== TEXT PROVIDED ==
* * *

In response to the banning of certain denominations of currency, many Indians rushed into exchanging their cash for physical assets such as gold, jewelry, and even silver, and according to India's Finance Minister on Dec. 30, this is the next thing the government will go after now that physical Rupees have been limited in their economy.

As the government takes stock of the black money post demonetisation, its mulling the next step now. The focus is set to be on tracking down 'black wealth' or the illegal money pumped in real estate, gold and silver. 
Minister of State for Finance Santosh Gangwar while speaking to India Today disclosed that noose will tighten around tax evasion routes in physical assets. 
"We are doing crackdown on banks as we are getting information. Black money has a face, people can pump it in real estate, buy gold or silver. We will be stopping it," Gangwar said. 
Already, the government has amended the benami property act to detect the money laundering the real estate. Benami Transaction (Prohitibion) Amendment Act 2016 that came into effect on November 1. It aims at checking illegal money parked by tax evaders in property that is registered under multiple owners.

* * *

== RECORDED INFORMATION ==
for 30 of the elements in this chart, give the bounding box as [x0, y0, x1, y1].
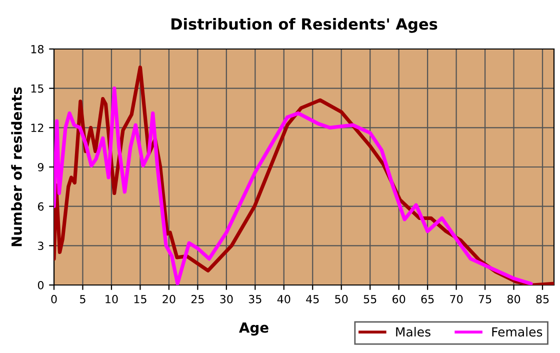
y-tick-label: 0 [38, 280, 44, 290]
y-tick-label: 15 [31, 84, 44, 93]
x-tick-label: 10 [106, 294, 118, 304]
y-tick-label: 18 [31, 44, 44, 54]
x-tick-label: 5 [80, 295, 86, 304]
y-tick-label: 3 [38, 242, 44, 250]
x-tick-label: 55 [364, 295, 376, 304]
x-tick-label: 65 [421, 294, 434, 304]
x-tick-label: 50 [335, 294, 348, 304]
x-tick-label: 80 [507, 294, 520, 304]
x-tick-label: 15 [134, 295, 146, 304]
x-tick-label: 75 [478, 295, 492, 304]
y-tick-label: 6 [38, 202, 44, 211]
chart-title: Distribution of Residents' Ages [171, 18, 438, 33]
x-tick-label: 25 [191, 294, 204, 304]
x-tick-label: 60 [392, 294, 406, 304]
y-tick-label: 12 [31, 124, 44, 132]
y-tick-label: 9 [38, 162, 44, 172]
legend-label: Females [492, 326, 542, 337]
x-tick-label: 35 [248, 294, 262, 304]
x-axis-title: Age [239, 322, 268, 336]
x-tick-label: 20 [162, 294, 176, 304]
x-tick-label: 30 [220, 294, 233, 304]
x-tick-label: 45 [306, 295, 319, 304]
x-tick-label: 85 [536, 294, 549, 304]
x-tick-label: 0 [51, 294, 57, 304]
y-axis-title: Number of residents [11, 87, 22, 246]
x-tick-label: 70 [450, 294, 463, 304]
x-tick-label: 40 [277, 294, 290, 304]
legend-label: Males [396, 326, 430, 337]
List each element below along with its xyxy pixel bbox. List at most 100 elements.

* * *

== PROBLEMS TO SOLVE ==
1/ In the passage on India's black money crackdown, rewrite the span from "As the government" to "in physical assets." with "tax evasion routes" swapped for "tax evasion channels".
2/ Pick up the passage on India's black money crackdown after its final sentence and extend it.
The listing was taken from a separate source and has no connection to the text above it.

== EXPECTED RESPONSES ==
1/
As the government takes stock of the black money post demonetisation, its mulling the next step now. The focus is set to be on tracking down 'black wealth' or the illegal money pumped in real estate, gold and silver. 
Minister of State for Finance Santosh Gangwar while speaking to India Today disclosed that noose will tighten around tax evasion channels in physical assets.

2/
"When PM was campaigning for Lok Sabha he had black money on the agenda, that's what he has delivered now and we will take it further," the minister added. 
Currently PAN card is required for selling gold, silver and jewellery over Rs 2 lakh. Since demonetisation, I-T sleuths have been keeping a hawk eye vigil at jewellers and bullion traders to track fake 'gold sale' for routing denotified currency. - India Today
The Indian government labels 'black wealth' as any asset or transaction that is done outside the banking system, and outside the government's ability to track and tax the exchange.

India won't be the only country in the coming days to usher in severe capital controls that restrict the ownership of cash and gold, or allow individuals to transact outside the nation's financial system, as just last week the EU began construction of new restrictions regarding the purchase of assets like gold from outside the Eurozone.

As the world rushes headlong into new currency, debt, and insolvency crises, governments will continue to crack down on the people's ability to choose whether they want to function in their collapsing systems.  And with so many options available now such as Bitcoin, Paypal, Goldmoney, Karatbars, etc... to both store your wealth and transact outside of banks, the coming year may see an even greater acceleration of capital controls by government's as they strive to protect their own dying platforms at the expense of the people and their money.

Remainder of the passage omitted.